Saved entries
########

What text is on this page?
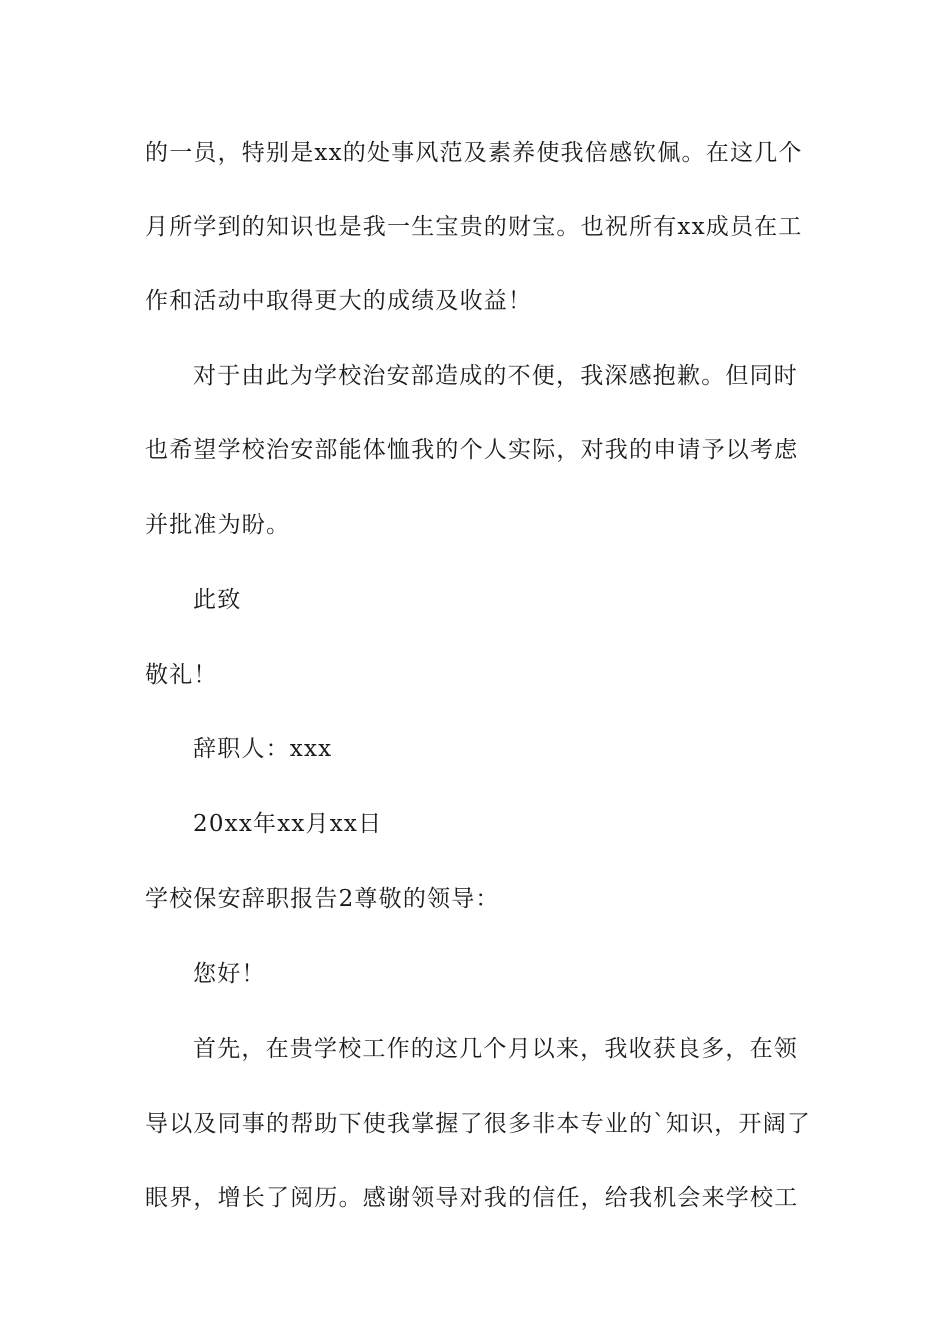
的一员，特别是xx的处事风范及素养使我倍感钦佩。在这几个
月所学到的知识也是我一生宝贵的财宝。也祝所有xx成员在工
作和活动中取得更大的成绩及收益！
对于由此为学校治安部造成的不便，我深感抱歉。但同时
也希望学校治安部能体恤我的个人实际，对我的申请予以考虑
并批准为盼。
此致
敬礼！
辞职人：xxx
20xx年xx月xx日
学校保安辞职报告2尊敬的领导：
您好！
首先，在贵学校工作的这几个月以来，我收获良多，在领
导以及同事的帮助下使我掌握了很多非本专业的`知识，开阔了
眼界，增长了阅历。感谢领导对我的信任，给我机会来学校工
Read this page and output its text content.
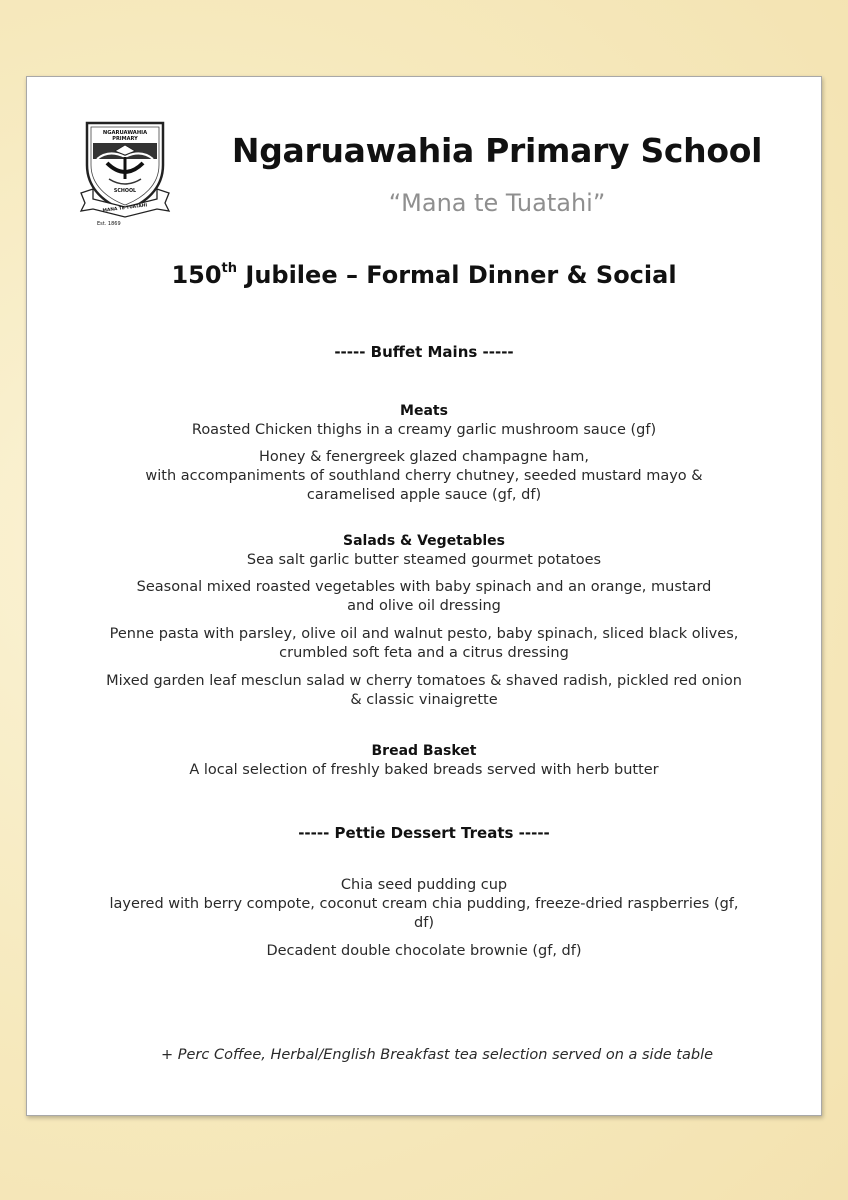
NGARUAWAHIA
PRIMARY
SCHOOL
MANA TE TUATAHI
Est. 1869
Ngaruawahia Primary School
“Mana te Tuatahi”
150th Jubilee – Formal Dinner & Social

----- Buffet Mains -----

Meats

Roasted Chicken thighs in a creamy garlic mushroom sauce (gf)

Honey & fenergreek glazed champagne ham,

with accompaniments of southland cherry chutney, seeded mustard mayo &

caramelised apple sauce (gf, df)

Salads & Vegetables

Sea salt garlic butter steamed gourmet potatoes

Seasonal mixed roasted vegetables with baby spinach and an orange, mustard

and olive oil dressing

Penne pasta with parsley, olive oil and walnut pesto, baby spinach, sliced black olives,

crumbled soft feta and a citrus dressing

Mixed garden leaf mesclun salad w cherry tomatoes & shaved radish, pickled red onion

& classic vinaigrette

Bread Basket

A local selection of freshly baked breads served with herb butter

----- Pettie Dessert Treats -----

Chia seed pudding cup

layered with berry compote, coconut cream chia pudding, freeze-dried raspberries (gf,

df)

Decadent double chocolate brownie (gf, df)

+ Perc Coffee, Herbal/English Breakfast tea selection served on a side table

########

Take the line with "Read this page and output its text content." as the first line and the last line of the records above as the final one; reproduce exactly the lines between them, both included, without pictures.

Read this page and output its text content.
NGARUAWAHIA
PRIMARY
SCHOOL
MANA TE TUATAHI
Est. 1869
Ngaruawahia Primary School
“Mana te Tuatahi”
150th Jubilee – Formal Dinner & Social

----- Buffet Mains -----

Meats

Roasted Chicken thighs in a creamy garlic mushroom sauce (gf)

Honey & fenergreek glazed champagne ham,

with accompaniments of southland cherry chutney, seeded mustard mayo &

caramelised apple sauce (gf, df)

Salads & Vegetables

Sea salt garlic butter steamed gourmet potatoes

Seasonal mixed roasted vegetables with baby spinach and an orange, mustard

and olive oil dressing

Penne pasta with parsley, olive oil and walnut pesto, baby spinach, sliced black olives,

crumbled soft feta and a citrus dressing

Mixed garden leaf mesclun salad w cherry tomatoes & shaved radish, pickled red onion

& classic vinaigrette

Bread Basket

A local selection of freshly baked breads served with herb butter

----- Pettie Dessert Treats -----

Chia seed pudding cup

layered with berry compote, coconut cream chia pudding, freeze-dried raspberries (gf,

df)

Decadent double chocolate brownie (gf, df)

+ Perc Coffee, Herbal/English Breakfast tea selection served on a side table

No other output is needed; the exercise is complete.